Required task ▸ Could every line of the data be printed exactly as it reads?

Records ▸

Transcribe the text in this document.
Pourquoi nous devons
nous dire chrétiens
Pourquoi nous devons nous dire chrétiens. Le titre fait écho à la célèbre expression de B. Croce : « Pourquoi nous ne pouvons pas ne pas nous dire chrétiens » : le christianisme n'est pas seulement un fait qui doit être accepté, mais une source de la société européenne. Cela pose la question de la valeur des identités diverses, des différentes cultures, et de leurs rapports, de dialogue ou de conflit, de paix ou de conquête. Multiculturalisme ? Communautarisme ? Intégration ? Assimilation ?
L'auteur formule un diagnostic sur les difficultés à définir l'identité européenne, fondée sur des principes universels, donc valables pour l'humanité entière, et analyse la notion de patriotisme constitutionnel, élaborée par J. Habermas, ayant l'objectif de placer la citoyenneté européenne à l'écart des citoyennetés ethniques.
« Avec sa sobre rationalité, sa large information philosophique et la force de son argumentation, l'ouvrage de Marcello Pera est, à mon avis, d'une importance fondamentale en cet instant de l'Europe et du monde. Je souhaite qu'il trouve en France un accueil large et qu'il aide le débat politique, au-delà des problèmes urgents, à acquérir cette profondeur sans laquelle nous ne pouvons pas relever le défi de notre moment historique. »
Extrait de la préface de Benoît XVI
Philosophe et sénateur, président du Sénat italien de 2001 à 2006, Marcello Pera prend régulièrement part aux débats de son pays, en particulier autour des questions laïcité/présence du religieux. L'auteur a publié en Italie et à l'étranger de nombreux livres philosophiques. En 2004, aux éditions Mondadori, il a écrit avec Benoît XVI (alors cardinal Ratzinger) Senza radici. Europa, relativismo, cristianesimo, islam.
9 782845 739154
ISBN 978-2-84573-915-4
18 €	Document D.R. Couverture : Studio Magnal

Result below ▸
Transcribe the text in this document.
Pourquoi nous devons
nous dire chrétiens
Pourquoi nous devons nous dire chrétiens. Le titre fait écho à la célèbre expression de B. Croce : « Pourquoi nous ne pouvons pas ne pas nous dire chrétiens » : le christianisme n'est pas seulement un fait qui doit être accepté, mais une source de la société européenne. Cela pose la question de la valeur des identités diverses, des différentes cultures, et de leurs rapports, de dialogue ou de conflit, de paix ou de conquête. Multiculturalisme ? Communautarisme ? Intégration ? Assimilation ?
L'auteur formule un diagnostic sur les difficultés à définir l'identité européenne, fondée sur des principes universels, donc valables pour l'humanité entière, et analyse la notion de patriotisme constitutionnel, élaborée par J. Habermas, ayant l'objectif de placer la citoyenneté européenne à l'écart des citoyennetés ethniques.
« Avec sa sobre rationalité, sa large information philosophique et la force de son argumentation, l'ouvrage de Marcello Pera est, à mon avis, d'une importance fondamentale en cet instant de l'Europe et du monde. Je souhaite qu'il trouve en France un accueil large et qu'il aide le débat politique, au-delà des problèmes urgents, à acquérir cette profondeur sans laquelle nous ne pouvons pas relever le défi de notre moment historique. »
Extrait de la préface de Benoît XVI
Philosophe et sénateur, président du Sénat italien de 2001 à 2006, Marcello Pera prend régulièrement part aux débats de son pays, en particulier autour des questions laïcité/présence du religieux. L'auteur a publié en Italie et à l'étranger de nombreux livres philosophiques. En 2004, aux éditions Mondadori, il a écrit avec Benoît XVI (alors cardinal Ratzinger) Senza radici. Europa, relativismo, cristianesimo, islam.
9 782845 739154
ISBN 978-2-84573-915-4
18 €	Document D.R. Couverture : Studio Magnal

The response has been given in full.